Text passage:

+ + + + + + +

Data
Entry methods
Data Entry Methods suited
for Indian languages
This section deals with the
subject of preparing texts and documents in various Indian languages and
scripts, by using the standard QWERTY keyboard seen with most computers.
The answer
to the question "can we do it as simply as one does it for English?" is
an obvious NO but a qualified YES. The "no" part of the answer has
to do with the fact that the limited number of keys on the keyboard will
certainly not be able to cater to the thousands of aksharas which occur
in our texts. The qualified "yes" is based on the observation that
the keys may be used to represent only the vowels and consonants and thus
provide for inputting a series of consonants and vowels from which the
required aksharas may be formed using suitable computer programs.
The question
of data entry in Indian scripts had attracted the attention of scholars
and computer experts for many many years and today, one sees several different
computer programs which permit document preparation in different languages
and scripts. These programs, some of them very good in many respects, tend
to differ significantly in their approaches to data entry. The variety
seen in their approaches merits discussion so that we may better understand
the problems involved.
The programs
permitting data entry in many Indian languages/scripts may be classified
based on the specific approach taken to forming the aksharas from the keystrokes.
These are listed below.
-
Language/script specific data
entry which relies on a specific font.
-
Transliteration based data entry.
-
Data entry conforming to Manual
Typewriter keyboards, specific to each language.
-
Data Entry based on the INSCRIPT
layout
-
Data entry methods specific
to generating HTML pages supporting our scripts (web page creation)
-
Data entry based on uniform
mapping of the keys for all the languages/scripts.
Data
entry methods which are based on fonts.
The font based data entry methods utilize the feature supported by conventional
word processors where the font to be used for displaying the text may be
dynamically selected/changed during data entry. Today, the font rendering
capabilities built into the operating systems are quite sophisticated in
that the required shape of a character may be built from several primitive
shapes which are called glyphs. Each font may consists of about 200 different
glyphs, where each glyph may directly represent a letter of the alphabet,
a special character or a symbol.
In fonts for Indian
languages, the glyphs will invariably include shapes for the matras, special
samyuktakshars and special ligatures besides the basic shapes for the vowels
and the consonants themselves. When a font is selected, the word
processor will display the glyphs corresponding to the keys entered. For
the English language (Roman alphabet) each letter corresponds to only one
glyph in the font and data entry is smooth. In the case of Indian scripts,
we will have to know what keys will have to be entered to display the sequence
of glyphs which will make up one character. In the case of Roman, the set
of displayable glyphs correspond to the set of ASCII codes that are generated
when keys are pressed on the keyboard. This is a set of 96 characters
and anything more than this number will require special data entry, as
keyboard has only a limited set of keys.

+ + + + + + +

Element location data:

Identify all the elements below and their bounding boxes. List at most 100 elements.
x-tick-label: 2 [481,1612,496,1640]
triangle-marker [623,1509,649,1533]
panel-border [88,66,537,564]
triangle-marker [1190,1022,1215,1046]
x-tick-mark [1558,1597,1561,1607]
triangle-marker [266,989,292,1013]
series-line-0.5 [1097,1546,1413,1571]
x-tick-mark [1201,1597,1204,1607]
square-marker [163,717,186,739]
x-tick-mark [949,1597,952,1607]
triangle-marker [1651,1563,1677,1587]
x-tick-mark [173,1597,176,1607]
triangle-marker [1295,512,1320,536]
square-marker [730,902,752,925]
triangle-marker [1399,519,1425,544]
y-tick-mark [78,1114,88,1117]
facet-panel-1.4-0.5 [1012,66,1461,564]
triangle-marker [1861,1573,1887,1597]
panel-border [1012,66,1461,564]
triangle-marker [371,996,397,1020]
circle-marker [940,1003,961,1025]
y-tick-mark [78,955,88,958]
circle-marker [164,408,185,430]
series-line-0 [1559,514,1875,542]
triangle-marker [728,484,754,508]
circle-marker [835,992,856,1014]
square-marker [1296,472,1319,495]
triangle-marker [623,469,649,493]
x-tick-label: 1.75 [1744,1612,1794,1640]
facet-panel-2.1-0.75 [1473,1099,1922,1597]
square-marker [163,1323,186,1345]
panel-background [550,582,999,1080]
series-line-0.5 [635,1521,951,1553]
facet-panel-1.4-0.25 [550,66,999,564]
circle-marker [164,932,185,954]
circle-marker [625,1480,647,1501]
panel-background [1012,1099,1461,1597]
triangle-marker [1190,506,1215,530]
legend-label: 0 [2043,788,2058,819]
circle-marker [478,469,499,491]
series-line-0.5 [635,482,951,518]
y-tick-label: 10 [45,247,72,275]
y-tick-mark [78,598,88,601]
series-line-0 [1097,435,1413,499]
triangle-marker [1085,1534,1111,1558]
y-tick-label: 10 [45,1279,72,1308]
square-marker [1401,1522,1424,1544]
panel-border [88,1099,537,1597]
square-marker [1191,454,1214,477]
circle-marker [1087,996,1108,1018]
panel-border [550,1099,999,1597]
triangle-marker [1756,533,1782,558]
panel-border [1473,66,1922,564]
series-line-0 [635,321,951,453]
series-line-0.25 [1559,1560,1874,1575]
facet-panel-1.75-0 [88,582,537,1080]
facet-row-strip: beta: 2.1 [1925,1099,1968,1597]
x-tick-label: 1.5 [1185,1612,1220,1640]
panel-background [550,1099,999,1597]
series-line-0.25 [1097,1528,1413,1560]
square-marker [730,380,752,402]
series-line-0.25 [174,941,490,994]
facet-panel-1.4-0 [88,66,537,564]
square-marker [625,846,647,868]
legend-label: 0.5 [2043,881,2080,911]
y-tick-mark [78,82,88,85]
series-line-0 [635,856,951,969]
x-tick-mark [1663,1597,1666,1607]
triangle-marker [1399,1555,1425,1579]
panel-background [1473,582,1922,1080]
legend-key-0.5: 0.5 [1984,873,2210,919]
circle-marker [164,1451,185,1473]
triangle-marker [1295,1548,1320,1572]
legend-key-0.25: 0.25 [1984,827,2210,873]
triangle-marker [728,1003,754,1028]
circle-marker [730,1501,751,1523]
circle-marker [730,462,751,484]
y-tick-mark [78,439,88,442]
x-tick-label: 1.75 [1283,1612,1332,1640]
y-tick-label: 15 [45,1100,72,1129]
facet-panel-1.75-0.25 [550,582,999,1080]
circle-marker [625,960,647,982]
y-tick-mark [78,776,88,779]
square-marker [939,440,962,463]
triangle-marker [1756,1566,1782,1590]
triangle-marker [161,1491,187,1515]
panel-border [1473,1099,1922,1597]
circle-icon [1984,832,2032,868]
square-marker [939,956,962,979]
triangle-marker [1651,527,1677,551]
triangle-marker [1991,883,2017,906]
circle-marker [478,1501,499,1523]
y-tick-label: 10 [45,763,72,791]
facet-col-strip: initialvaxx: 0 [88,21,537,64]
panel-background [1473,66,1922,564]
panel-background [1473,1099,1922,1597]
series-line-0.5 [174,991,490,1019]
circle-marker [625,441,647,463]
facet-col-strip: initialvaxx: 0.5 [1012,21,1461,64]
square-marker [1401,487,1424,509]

+ + + + + + +

Complete the following:
[1] Translate this sentence from the passage on Indian-language data entry into French: "When a font is selected, the word processor will display the glyphs corresponding to the keys entered."
[2] Please list every category into which the passage on Indian-language data entry sorts the programs that allow data entry in Indian languages and scripts.
[3] From the passage on Indian-language data entry, reproduce the text starting at "The programs" and ending at "a specific font.".

Replies:
[1] Lorsqu'une police est sélectionnée, le traitement de texte affichera les glyphes correspondant aux touches saisies.

[2]
- Language/script specific data entry which relies on a specific font
- Transliteration based data entry
- Data entry conforming to Manual Typewriter keyboards, specific to each language
- Data Entry based on the INSCRIPT layout
- Data entry methods specific to generating HTML pages supporting our scripts (web page creation)
- Data entry based on uniform mapping of the keys for all the languages/scripts

[3]
The programs
permitting data entry in many Indian languages/scripts may be classified
based on the specific approach taken to forming the aksharas from the keystrokes.
These are listed below.
-
Language/script specific data
entry which relies on a specific font.